• [Aim]
Using the data below, gather each line that includes the word "content".
--------------------------------
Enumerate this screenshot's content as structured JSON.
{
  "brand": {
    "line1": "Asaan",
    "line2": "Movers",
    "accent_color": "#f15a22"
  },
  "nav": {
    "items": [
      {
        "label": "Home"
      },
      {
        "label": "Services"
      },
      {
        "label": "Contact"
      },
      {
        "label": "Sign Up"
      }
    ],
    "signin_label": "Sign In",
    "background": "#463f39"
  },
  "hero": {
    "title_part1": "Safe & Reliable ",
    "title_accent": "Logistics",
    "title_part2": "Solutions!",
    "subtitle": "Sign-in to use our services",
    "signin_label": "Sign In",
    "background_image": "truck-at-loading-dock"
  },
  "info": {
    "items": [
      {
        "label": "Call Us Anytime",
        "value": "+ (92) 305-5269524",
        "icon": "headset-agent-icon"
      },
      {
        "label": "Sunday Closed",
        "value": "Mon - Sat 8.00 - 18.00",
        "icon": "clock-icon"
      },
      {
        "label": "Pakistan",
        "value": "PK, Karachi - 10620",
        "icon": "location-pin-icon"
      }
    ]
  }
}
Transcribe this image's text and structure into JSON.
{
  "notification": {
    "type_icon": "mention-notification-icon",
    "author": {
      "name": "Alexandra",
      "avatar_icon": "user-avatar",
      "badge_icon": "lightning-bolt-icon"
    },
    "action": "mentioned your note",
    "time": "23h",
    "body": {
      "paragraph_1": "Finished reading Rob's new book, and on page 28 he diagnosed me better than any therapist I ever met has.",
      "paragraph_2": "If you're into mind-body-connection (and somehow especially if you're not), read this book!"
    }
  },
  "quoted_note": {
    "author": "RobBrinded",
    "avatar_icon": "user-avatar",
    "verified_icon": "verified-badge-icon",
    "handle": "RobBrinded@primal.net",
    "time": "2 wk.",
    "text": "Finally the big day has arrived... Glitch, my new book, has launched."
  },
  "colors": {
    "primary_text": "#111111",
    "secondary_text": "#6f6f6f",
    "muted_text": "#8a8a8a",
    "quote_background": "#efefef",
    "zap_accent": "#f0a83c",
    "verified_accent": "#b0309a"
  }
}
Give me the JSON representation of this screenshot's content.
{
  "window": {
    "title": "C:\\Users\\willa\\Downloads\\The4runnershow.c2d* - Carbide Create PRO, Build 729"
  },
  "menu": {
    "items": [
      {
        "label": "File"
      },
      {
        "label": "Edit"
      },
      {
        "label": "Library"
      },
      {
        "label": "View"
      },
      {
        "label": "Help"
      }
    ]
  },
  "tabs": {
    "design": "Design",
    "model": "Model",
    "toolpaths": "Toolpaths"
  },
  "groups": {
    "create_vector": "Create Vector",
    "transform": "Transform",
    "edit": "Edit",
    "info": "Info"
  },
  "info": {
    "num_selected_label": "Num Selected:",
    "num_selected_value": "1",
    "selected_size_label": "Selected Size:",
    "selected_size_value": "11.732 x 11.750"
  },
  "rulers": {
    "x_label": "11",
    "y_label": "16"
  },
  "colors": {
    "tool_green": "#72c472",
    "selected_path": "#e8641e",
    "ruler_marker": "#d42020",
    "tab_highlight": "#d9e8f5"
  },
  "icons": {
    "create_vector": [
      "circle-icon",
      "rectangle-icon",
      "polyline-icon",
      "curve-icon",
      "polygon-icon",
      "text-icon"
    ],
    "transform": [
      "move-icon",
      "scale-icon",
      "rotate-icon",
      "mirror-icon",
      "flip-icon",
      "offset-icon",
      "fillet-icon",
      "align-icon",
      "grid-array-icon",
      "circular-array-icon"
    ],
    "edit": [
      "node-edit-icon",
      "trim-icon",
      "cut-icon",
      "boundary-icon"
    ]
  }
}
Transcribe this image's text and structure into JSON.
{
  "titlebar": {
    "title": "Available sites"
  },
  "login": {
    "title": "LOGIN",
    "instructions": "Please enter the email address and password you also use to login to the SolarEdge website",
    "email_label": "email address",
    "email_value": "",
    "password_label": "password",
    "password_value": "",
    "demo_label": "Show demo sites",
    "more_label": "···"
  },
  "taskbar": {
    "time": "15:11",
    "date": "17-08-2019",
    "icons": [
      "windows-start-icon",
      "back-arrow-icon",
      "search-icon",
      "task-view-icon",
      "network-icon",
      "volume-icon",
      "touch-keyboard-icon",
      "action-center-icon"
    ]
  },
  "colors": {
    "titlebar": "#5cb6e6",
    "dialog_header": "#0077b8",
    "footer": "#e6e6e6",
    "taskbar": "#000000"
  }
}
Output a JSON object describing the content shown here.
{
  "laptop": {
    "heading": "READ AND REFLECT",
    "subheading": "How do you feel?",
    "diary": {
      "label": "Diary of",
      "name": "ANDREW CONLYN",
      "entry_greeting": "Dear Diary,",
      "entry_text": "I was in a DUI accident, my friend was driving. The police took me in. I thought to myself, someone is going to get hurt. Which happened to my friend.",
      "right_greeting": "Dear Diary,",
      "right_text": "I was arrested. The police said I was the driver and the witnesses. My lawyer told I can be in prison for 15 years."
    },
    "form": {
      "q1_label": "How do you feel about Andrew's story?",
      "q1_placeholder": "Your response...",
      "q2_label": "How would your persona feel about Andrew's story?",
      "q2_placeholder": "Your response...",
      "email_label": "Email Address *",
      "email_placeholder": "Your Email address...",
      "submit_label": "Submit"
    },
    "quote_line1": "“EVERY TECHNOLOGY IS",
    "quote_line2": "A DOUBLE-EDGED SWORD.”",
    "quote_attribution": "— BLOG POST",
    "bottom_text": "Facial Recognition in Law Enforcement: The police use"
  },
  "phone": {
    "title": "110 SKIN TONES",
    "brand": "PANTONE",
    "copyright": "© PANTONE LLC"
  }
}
--------------------------------
• [Reply to the exercise]
Enumerate this screenshot's content as structured JSON.
Give me the JSON representation of this screenshot's content.
Output a JSON object describing the content shown here.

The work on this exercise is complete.